→ WRITTEN INSTRUCTION: Every entry below should be transcribed exactly; pictures stay out of the copy.

-- START TASK MATERIAL --

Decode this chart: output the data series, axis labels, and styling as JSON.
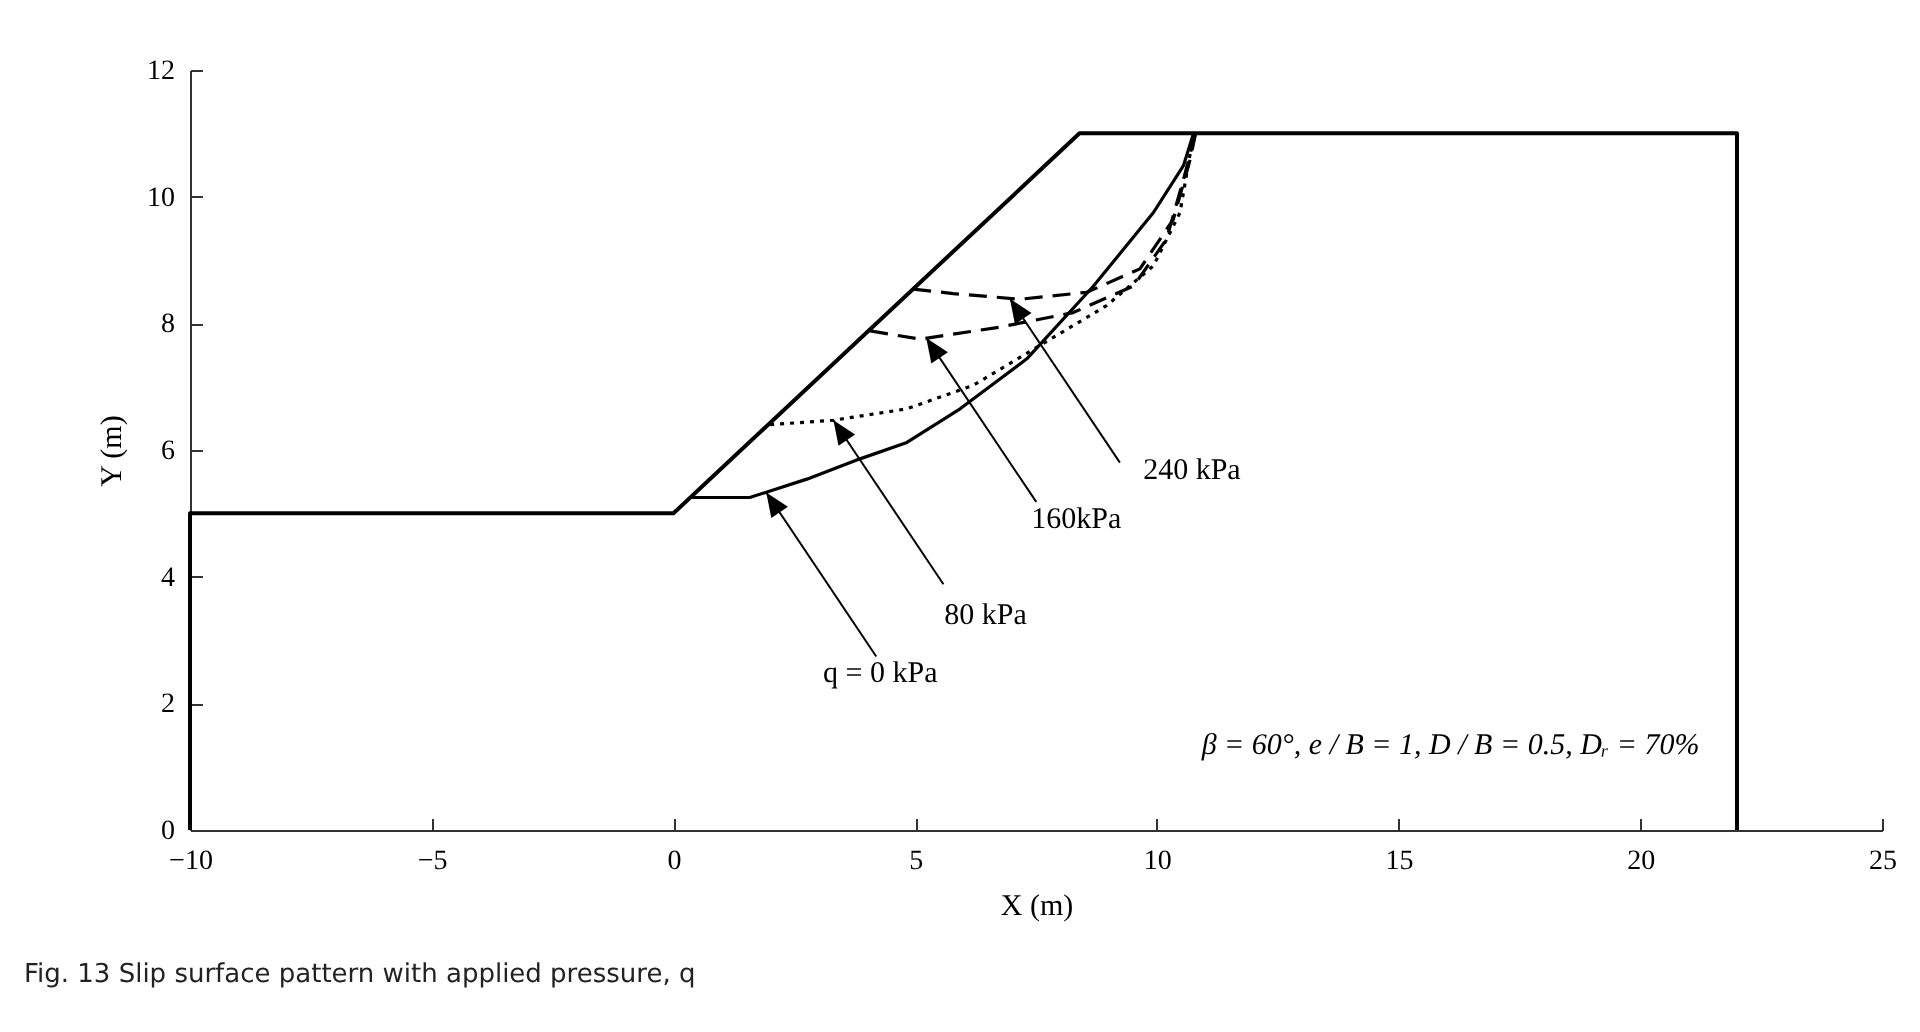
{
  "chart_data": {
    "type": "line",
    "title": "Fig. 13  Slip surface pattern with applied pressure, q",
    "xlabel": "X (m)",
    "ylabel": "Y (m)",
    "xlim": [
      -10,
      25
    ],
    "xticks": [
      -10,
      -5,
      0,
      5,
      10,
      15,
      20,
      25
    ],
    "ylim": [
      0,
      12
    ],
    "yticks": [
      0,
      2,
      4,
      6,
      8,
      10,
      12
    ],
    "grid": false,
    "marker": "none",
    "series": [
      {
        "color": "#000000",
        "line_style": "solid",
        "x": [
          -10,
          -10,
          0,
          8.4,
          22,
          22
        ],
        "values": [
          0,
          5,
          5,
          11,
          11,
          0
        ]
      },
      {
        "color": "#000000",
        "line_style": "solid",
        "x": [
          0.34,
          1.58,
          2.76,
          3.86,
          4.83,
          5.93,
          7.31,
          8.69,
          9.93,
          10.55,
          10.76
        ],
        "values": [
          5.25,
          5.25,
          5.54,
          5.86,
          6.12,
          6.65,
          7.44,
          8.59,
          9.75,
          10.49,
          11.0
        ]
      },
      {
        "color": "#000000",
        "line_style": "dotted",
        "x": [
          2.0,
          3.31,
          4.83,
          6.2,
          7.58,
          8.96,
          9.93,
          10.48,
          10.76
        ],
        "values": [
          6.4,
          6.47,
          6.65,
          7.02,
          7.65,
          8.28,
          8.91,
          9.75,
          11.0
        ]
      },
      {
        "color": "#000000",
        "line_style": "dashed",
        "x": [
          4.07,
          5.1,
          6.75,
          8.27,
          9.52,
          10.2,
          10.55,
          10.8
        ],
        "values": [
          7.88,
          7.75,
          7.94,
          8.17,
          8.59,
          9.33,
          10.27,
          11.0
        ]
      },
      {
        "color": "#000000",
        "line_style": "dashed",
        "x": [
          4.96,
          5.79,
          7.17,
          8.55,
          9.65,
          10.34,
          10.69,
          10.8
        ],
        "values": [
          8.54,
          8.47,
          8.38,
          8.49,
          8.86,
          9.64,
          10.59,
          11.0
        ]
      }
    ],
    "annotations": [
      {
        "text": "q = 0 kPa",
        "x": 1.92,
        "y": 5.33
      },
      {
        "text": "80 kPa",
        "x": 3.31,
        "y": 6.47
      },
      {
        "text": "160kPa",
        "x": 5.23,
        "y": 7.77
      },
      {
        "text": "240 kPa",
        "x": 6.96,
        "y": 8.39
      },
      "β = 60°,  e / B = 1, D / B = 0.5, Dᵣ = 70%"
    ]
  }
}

-- END TASK MATERIAL --

→ SOLUTION FOR THIS EXERCISE:
Decode this chart: output the data series, axis labels, and styling as JSON.
{
  "chart_data": {
    "type": "line",
    "title": "Fig. 13  Slip surface pattern with applied pressure, q",
    "xlabel": "X (m)",
    "ylabel": "Y (m)",
    "xlim": [
      -10,
      25
    ],
    "xticks": [
      -10,
      -5,
      0,
      5,
      10,
      15,
      20,
      25
    ],
    "ylim": [
      0,
      12
    ],
    "yticks": [
      0,
      2,
      4,
      6,
      8,
      10,
      12
    ],
    "grid": false,
    "marker": "none",
    "series": [
      {
        "color": "#000000",
        "line_style": "solid",
        "x": [
          -10,
          -10,
          0,
          8.4,
          22,
          22
        ],
        "values": [
          0,
          5,
          5,
          11,
          11,
          0
        ]
      },
      {
        "color": "#000000",
        "line_style": "solid",
        "x": [
          0.34,
          1.58,
          2.76,
          3.86,
          4.83,
          5.93,
          7.31,
          8.69,
          9.93,
          10.55,
          10.76
        ],
        "values": [
          5.25,
          5.25,
          5.54,
          5.86,
          6.12,
          6.65,
          7.44,
          8.59,
          9.75,
          10.49,
          11.0
        ]
      },
      {
        "color": "#000000",
        "line_style": "dotted",
        "x": [
          2.0,
          3.31,
          4.83,
          6.2,
          7.58,
          8.96,
          9.93,
          10.48,
          10.76
        ],
        "values": [
          6.4,
          6.47,
          6.65,
          7.02,
          7.65,
          8.28,
          8.91,
          9.75,
          11.0
        ]
      },
      {
        "color": "#000000",
        "line_style": "dashed",
        "x": [
          4.07,
          5.1,
          6.75,
          8.27,
          9.52,
          10.2,
          10.55,
          10.8
        ],
        "values": [
          7.88,
          7.75,
          7.94,
          8.17,
          8.59,
          9.33,
          10.27,
          11.0
        ]
      },
      {
        "color": "#000000",
        "line_style": "dashed",
        "x": [
          4.96,
          5.79,
          7.17,
          8.55,
          9.65,
          10.34,
          10.69,
          10.8
        ],
        "values": [
          8.54,
          8.47,
          8.38,
          8.49,
          8.86,
          9.64,
          10.59,
          11.0
        ]
      }
    ],
    "annotations": [
      {
        "text": "q = 0 kPa",
        "x": 1.92,
        "y": 5.33
      },
      {
        "text": "80 kPa",
        "x": 3.31,
        "y": 6.47
      },
      {
        "text": "160kPa",
        "x": 5.23,
        "y": 7.77
      },
      {
        "text": "240 kPa",
        "x": 6.96,
        "y": 8.39
      },
      "β = 60°,  e / B = 1, D / B = 0.5, Dᵣ = 70%"
    ]
  }
}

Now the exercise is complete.